• [EXERCISE REQUIREMENTS]:
Under this task are some entries; return every one of them exactly.
begin DATA PROVIDED
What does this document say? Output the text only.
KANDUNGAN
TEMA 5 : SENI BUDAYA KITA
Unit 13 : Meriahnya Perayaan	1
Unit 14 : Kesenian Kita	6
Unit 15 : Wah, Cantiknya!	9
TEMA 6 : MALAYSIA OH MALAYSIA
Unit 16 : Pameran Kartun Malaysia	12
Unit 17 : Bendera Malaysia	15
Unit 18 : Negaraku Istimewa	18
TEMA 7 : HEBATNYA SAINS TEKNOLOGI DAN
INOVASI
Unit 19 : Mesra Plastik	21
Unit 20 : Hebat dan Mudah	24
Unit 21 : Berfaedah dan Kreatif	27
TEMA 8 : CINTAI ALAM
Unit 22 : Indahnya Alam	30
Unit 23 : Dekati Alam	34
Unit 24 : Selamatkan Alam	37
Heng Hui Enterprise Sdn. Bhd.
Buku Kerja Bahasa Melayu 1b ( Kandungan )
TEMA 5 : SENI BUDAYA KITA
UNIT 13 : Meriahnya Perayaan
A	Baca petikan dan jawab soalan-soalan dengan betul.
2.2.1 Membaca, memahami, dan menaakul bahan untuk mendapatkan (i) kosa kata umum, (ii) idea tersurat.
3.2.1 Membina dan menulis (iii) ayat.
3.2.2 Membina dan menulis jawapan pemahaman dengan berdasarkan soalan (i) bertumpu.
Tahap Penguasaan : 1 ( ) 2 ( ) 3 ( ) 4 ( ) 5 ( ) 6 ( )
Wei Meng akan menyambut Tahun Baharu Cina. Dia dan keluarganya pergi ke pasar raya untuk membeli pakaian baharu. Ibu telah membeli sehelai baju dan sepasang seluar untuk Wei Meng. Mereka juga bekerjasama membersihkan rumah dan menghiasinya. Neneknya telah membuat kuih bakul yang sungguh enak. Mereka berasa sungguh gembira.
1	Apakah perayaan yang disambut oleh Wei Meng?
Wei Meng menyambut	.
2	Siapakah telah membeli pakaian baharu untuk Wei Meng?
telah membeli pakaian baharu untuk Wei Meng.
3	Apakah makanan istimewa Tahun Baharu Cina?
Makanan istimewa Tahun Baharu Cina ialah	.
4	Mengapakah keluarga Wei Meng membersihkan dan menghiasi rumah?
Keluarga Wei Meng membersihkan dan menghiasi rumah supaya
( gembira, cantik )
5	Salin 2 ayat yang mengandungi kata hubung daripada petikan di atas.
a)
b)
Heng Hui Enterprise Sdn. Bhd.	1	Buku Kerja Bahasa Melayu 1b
end DATA PROVIDED
• [IN RESPONSE]:
What does this document say? Output the text only.
KANDUNGAN
TEMA 5 : SENI BUDAYA KITA
Unit 13 : Meriahnya Perayaan	1
Unit 14 : Kesenian Kita	6
Unit 15 : Wah, Cantiknya!	9
TEMA 6 : MALAYSIA OH MALAYSIA
Unit 16 : Pameran Kartun Malaysia	12
Unit 17 : Bendera Malaysia	15
Unit 18 : Negaraku Istimewa	18
TEMA 7 : HEBATNYA SAINS TEKNOLOGI DAN
INOVASI
Unit 19 : Mesra Plastik	21
Unit 20 : Hebat dan Mudah	24
Unit 21 : Berfaedah dan Kreatif	27
TEMA 8 : CINTAI ALAM
Unit 22 : Indahnya Alam	30
Unit 23 : Dekati Alam	34
Unit 24 : Selamatkan Alam	37
Heng Hui Enterprise Sdn. Bhd.
Buku Kerja Bahasa Melayu 1b ( Kandungan )
TEMA 5 : SENI BUDAYA KITA
UNIT 13 : Meriahnya Perayaan
A	Baca petikan dan jawab soalan-soalan dengan betul.
2.2.1 Membaca, memahami, dan menaakul bahan untuk mendapatkan (i) kosa kata umum, (ii) idea tersurat.
3.2.1 Membina dan menulis (iii) ayat.
3.2.2 Membina dan menulis jawapan pemahaman dengan berdasarkan soalan (i) bertumpu.
Tahap Penguasaan : 1 ( ) 2 ( ) 3 ( ) 4 ( ) 5 ( ) 6 ( )
Wei Meng akan menyambut Tahun Baharu Cina. Dia dan keluarganya pergi ke pasar raya untuk membeli pakaian baharu. Ibu telah membeli sehelai baju dan sepasang seluar untuk Wei Meng. Mereka juga bekerjasama membersihkan rumah dan menghiasinya. Neneknya telah membuat kuih bakul yang sungguh enak. Mereka berasa sungguh gembira.
1	Apakah perayaan yang disambut oleh Wei Meng?
Wei Meng menyambut	.
2	Siapakah telah membeli pakaian baharu untuk Wei Meng?
telah membeli pakaian baharu untuk Wei Meng.
3	Apakah makanan istimewa Tahun Baharu Cina?
Makanan istimewa Tahun Baharu Cina ialah	.
4	Mengapakah keluarga Wei Meng membersihkan dan menghiasi rumah?
Keluarga Wei Meng membersihkan dan menghiasi rumah supaya
( gembira, cantik )
5	Salin 2 ayat yang mengandungi kata hubung daripada petikan di atas.
a)
b)
Heng Hui Enterprise Sdn. Bhd.	1	Buku Kerja Bahasa Melayu 1b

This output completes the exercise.